Given problem: Where a line of the material contains the string "East", copy that line.

Source data
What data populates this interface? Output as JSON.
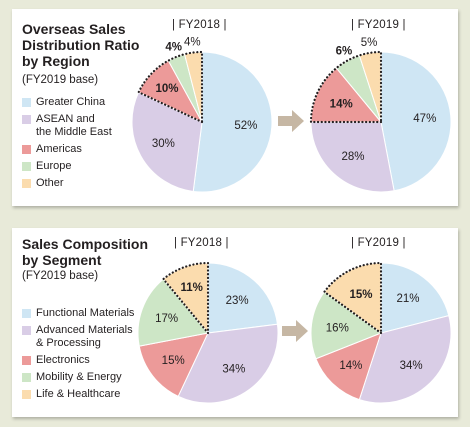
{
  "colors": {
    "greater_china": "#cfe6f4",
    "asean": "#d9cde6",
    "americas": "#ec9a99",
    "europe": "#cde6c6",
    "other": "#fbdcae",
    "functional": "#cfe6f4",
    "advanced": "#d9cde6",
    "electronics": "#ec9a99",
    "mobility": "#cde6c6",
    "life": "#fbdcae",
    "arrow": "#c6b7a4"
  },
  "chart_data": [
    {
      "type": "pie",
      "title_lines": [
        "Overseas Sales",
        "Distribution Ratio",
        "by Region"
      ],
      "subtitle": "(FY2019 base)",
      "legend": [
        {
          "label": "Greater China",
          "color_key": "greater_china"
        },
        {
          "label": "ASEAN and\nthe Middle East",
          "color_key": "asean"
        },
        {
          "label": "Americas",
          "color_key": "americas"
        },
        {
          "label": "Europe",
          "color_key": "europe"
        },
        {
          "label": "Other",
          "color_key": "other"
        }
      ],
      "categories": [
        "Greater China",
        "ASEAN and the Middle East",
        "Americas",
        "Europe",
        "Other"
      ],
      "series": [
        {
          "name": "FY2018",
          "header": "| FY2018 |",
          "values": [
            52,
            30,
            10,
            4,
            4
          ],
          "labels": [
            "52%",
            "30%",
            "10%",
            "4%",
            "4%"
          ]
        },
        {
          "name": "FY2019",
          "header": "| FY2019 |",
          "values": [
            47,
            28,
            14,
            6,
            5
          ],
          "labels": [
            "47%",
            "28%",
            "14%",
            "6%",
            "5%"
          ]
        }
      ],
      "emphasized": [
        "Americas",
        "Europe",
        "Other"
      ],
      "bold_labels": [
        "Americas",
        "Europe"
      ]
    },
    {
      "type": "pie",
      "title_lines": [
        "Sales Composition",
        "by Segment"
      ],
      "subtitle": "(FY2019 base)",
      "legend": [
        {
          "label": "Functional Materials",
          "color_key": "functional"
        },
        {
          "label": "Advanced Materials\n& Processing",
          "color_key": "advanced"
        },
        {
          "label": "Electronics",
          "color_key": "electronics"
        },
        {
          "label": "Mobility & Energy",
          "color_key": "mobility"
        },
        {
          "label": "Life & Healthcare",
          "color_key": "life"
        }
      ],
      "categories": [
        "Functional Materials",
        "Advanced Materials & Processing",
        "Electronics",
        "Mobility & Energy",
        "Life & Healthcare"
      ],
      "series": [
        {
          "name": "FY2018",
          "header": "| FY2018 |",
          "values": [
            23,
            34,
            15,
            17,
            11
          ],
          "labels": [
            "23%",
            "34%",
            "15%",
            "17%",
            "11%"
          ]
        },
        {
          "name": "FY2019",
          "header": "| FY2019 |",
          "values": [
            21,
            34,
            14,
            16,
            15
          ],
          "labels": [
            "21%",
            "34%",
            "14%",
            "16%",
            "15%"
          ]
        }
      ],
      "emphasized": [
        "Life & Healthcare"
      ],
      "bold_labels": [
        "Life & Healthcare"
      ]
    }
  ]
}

Written response:
          "label": "ASEAN and\nthe Middle East",
        "ASEAN and the Middle East",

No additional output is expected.